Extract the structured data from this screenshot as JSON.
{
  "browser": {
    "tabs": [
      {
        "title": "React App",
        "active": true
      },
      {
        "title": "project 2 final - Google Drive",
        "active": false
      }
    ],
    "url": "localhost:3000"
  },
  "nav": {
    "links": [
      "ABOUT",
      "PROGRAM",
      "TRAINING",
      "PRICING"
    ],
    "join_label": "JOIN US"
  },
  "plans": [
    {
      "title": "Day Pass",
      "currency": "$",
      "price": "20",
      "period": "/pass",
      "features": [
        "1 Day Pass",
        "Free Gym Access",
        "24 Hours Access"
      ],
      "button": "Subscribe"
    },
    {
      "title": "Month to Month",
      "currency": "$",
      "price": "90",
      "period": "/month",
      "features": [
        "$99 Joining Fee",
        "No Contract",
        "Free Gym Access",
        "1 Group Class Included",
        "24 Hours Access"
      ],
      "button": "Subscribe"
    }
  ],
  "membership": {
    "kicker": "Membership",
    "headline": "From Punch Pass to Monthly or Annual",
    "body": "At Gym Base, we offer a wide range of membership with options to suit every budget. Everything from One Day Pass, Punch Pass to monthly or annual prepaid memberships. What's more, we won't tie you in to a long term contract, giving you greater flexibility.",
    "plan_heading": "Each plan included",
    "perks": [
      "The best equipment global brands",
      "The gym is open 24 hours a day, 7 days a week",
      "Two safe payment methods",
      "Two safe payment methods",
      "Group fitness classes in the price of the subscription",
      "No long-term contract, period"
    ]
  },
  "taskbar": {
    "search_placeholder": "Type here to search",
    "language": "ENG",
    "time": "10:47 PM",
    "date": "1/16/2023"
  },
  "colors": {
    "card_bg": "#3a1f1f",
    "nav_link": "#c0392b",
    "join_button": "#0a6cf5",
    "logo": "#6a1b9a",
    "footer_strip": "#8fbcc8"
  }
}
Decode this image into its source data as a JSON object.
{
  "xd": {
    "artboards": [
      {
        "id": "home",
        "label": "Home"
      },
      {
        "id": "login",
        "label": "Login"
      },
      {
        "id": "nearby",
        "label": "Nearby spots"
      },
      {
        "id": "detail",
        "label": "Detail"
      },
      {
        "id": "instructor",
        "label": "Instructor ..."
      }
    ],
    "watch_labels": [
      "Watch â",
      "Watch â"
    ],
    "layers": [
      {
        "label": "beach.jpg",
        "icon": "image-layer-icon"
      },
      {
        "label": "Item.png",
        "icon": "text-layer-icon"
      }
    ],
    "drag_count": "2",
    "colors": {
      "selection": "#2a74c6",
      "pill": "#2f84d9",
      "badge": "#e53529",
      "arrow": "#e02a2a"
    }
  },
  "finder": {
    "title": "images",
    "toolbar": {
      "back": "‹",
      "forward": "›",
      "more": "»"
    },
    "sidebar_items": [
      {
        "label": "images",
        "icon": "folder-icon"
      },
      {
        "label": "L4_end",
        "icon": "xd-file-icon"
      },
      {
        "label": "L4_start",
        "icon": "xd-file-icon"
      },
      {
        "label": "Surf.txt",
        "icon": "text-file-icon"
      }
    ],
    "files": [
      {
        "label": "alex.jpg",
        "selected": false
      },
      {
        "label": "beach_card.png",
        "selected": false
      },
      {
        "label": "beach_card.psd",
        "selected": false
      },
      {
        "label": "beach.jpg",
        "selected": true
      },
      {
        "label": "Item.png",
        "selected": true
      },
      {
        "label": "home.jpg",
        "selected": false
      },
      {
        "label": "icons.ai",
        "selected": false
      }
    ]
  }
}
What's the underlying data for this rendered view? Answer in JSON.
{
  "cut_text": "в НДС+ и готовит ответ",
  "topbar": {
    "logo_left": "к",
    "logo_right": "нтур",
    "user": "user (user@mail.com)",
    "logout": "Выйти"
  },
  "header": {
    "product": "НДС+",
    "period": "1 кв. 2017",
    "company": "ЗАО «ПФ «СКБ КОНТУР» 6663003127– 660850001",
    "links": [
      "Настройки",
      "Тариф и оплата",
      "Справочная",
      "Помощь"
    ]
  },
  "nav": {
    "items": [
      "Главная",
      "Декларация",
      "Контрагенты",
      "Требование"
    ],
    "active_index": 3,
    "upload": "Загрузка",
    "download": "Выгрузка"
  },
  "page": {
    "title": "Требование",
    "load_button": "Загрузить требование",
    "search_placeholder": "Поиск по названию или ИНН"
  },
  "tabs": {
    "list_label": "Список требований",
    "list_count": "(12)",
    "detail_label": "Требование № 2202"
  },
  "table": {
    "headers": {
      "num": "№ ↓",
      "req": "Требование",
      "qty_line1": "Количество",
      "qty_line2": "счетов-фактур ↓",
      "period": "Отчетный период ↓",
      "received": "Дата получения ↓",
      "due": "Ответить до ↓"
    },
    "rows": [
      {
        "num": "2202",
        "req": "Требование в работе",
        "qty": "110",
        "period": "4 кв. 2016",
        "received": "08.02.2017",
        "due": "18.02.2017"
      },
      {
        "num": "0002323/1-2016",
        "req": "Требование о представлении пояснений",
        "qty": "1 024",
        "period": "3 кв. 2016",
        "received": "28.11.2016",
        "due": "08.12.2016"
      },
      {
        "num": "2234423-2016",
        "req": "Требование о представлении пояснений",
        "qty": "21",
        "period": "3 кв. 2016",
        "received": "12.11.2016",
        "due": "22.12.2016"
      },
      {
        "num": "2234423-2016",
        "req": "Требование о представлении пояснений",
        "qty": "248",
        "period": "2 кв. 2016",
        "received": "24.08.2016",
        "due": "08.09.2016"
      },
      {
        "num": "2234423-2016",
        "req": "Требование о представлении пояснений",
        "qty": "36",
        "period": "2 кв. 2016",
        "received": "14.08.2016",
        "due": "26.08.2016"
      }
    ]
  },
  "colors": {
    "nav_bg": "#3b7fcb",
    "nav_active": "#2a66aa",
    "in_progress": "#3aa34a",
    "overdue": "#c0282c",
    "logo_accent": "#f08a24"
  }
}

==============================

■ Problem statement ■
From the listing above, extract every line exactly as it stands.

■ Solution for this exercise ■
Extract the structured data from this screenshot as JSON.
{
  "browser": {
    "tabs": [
      {
        "title": "React App",
        "active": true
      },
      {
        "title": "project 2 final - Google Drive",
        "active": false
      }
    ],
    "url": "localhost:3000"
  },
  "nav": {
    "links": [
      "ABOUT",
      "PROGRAM",
      "TRAINING",
      "PRICING"
    ],
    "join_label": "JOIN US"
  },
  "plans": [
    {
      "title": "Day Pass",
      "currency": "$",
      "price": "20",
      "period": "/pass",
      "features": [
        "1 Day Pass",
        "Free Gym Access",
        "24 Hours Access"
      ],
      "button": "Subscribe"
    },
    {
      "title": "Month to Month",
      "currency": "$",
      "price": "90",
      "period": "/month",
      "features": [
        "$99 Joining Fee",
        "No Contract",
        "Free Gym Access",
        "1 Group Class Included",
        "24 Hours Access"
      ],
      "button": "Subscribe"
    }
  ],
  "membership": {
    "kicker": "Membership",
    "headline": "From Punch Pass to Monthly or Annual",
    "body": "At Gym Base, we offer a wide range of membership with options to suit every budget. Everything from One Day Pass, Punch Pass to monthly or annual prepaid memberships. What's more, we won't tie you in to a long term contract, giving you greater flexibility.",
    "plan_heading": "Each plan included",
    "perks": [
      "The best equipment global brands",
      "The gym is open 24 hours a day, 7 days a week",
      "Two safe payment methods",
      "Two safe payment methods",
      "Group fitness classes in the price of the subscription",
      "No long-term contract, period"
    ]
  },
  "taskbar": {
    "search_placeholder": "Type here to search",
    "language": "ENG",
    "time": "10:47 PM",
    "date": "1/16/2023"
  },
  "colors": {
    "card_bg": "#3a1f1f",
    "nav_link": "#c0392b",
    "join_button": "#0a6cf5",
    "logo": "#6a1b9a",
    "footer_strip": "#8fbcc8"
  }
}
Decode this image into its source data as a JSON object.
{
  "xd": {
    "artboards": [
      {
        "id": "home",
        "label": "Home"
      },
      {
        "id": "login",
        "label": "Login"
      },
      {
        "id": "nearby",
        "label": "Nearby spots"
      },
      {
        "id": "detail",
        "label": "Detail"
      },
      {
        "id": "instructor",
        "label": "Instructor ..."
      }
    ],
    "watch_labels": [
      "Watch â",
      "Watch â"
    ],
    "layers": [
      {
        "label": "beach.jpg",
        "icon": "image-layer-icon"
      },
      {
        "label": "Item.png",
        "icon": "text-layer-icon"
      }
    ],
    "drag_count": "2",
    "colors": {
      "selection": "#2a74c6",
      "pill": "#2f84d9",
      "badge": "#e53529",
      "arrow": "#e02a2a"
    }
  },
  "finder": {
    "title": "images",
    "toolbar": {
      "back": "‹",
      "forward": "›",
      "more": "»"
    },
    "sidebar_items": [
      {
        "label": "images",
        "icon": "folder-icon"
      },
      {
        "label": "L4_end",
        "icon": "xd-file-icon"
      },
      {
        "label": "L4_start",
        "icon": "xd-file-icon"
      },
      {
        "label": "Surf.txt",
        "icon": "text-file-icon"
      }
    ],
    "files": [
      {
        "label": "alex.jpg",
        "selected": false
      },
      {
        "label": "beach_card.png",
        "selected": false
      },
      {
        "label": "beach_card.psd",
        "selected": false
      },
      {
        "label": "beach.jpg",
        "selected": true
      },
      {
        "label": "Item.png",
        "selected": true
      },
      {
        "label": "home.jpg",
        "selected": false
      },
      {
        "label": "icons.ai",
        "selected": false
      }
    ]
  }
}
What's the underlying data for this rendered view? Answer in JSON.
{
  "cut_text": "в НДС+ и готовит ответ",
  "topbar": {
    "logo_left": "к",
    "logo_right": "нтур",
    "user": "user (user@mail.com)",
    "logout": "Выйти"
  },
  "header": {
    "product": "НДС+",
    "period": "1 кв. 2017",
    "company": "ЗАО «ПФ «СКБ КОНТУР» 6663003127– 660850001",
    "links": [
      "Настройки",
      "Тариф и оплата",
      "Справочная",
      "Помощь"
    ]
  },
  "nav": {
    "items": [
      "Главная",
      "Декларация",
      "Контрагенты",
      "Требование"
    ],
    "active_index": 3,
    "upload": "Загрузка",
    "download": "Выгрузка"
  },
  "page": {
    "title": "Требование",
    "load_button": "Загрузить требование",
    "search_placeholder": "Поиск по названию или ИНН"
  },
  "tabs": {
    "list_label": "Список требований",
    "list_count": "(12)",
    "detail_label": "Требование № 2202"
  },
  "table": {
    "headers": {
      "num": "№ ↓",
      "req": "Требование",
      "qty_line1": "Количество",
      "qty_line2": "счетов-фактур ↓",
      "period": "Отчетный период ↓",
      "received": "Дата получения ↓",
      "due": "Ответить до ↓"
    },
    "rows": [
      {
        "num": "2202",
        "req": "Требование в работе",
        "qty": "110",
        "period": "4 кв. 2016",
        "received": "08.02.2017",
        "due": "18.02.2017"
      },
      {
        "num": "0002323/1-2016",
        "req": "Требование о представлении пояснений",
        "qty": "1 024",
        "period": "3 кв. 2016",
        "received": "28.11.2016",
        "due": "08.12.2016"
      },
      {
        "num": "2234423-2016",
        "req": "Требование о представлении пояснений",
        "qty": "21",
        "period": "3 кв. 2016",
        "received": "12.11.2016",
        "due": "22.12.2016"
      },
      {
        "num": "2234423-2016",
        "req": "Требование о представлении пояснений",
        "qty": "248",
        "period": "2 кв. 2016",
        "received": "24.08.2016",
        "due": "08.09.2016"
      },
      {
        "num": "2234423-2016",
        "req": "Требование о представлении пояснений",
        "qty": "36",
        "period": "2 кв. 2016",
        "received": "14.08.2016",
        "due": "26.08.2016"
      }
    ]
  },
  "colors": {
    "nav_bg": "#3b7fcb",
    "nav_active": "#2a66aa",
    "in_progress": "#3aa34a",
    "overdue": "#c0282c",
    "logo_accent": "#f08a24"
  }
}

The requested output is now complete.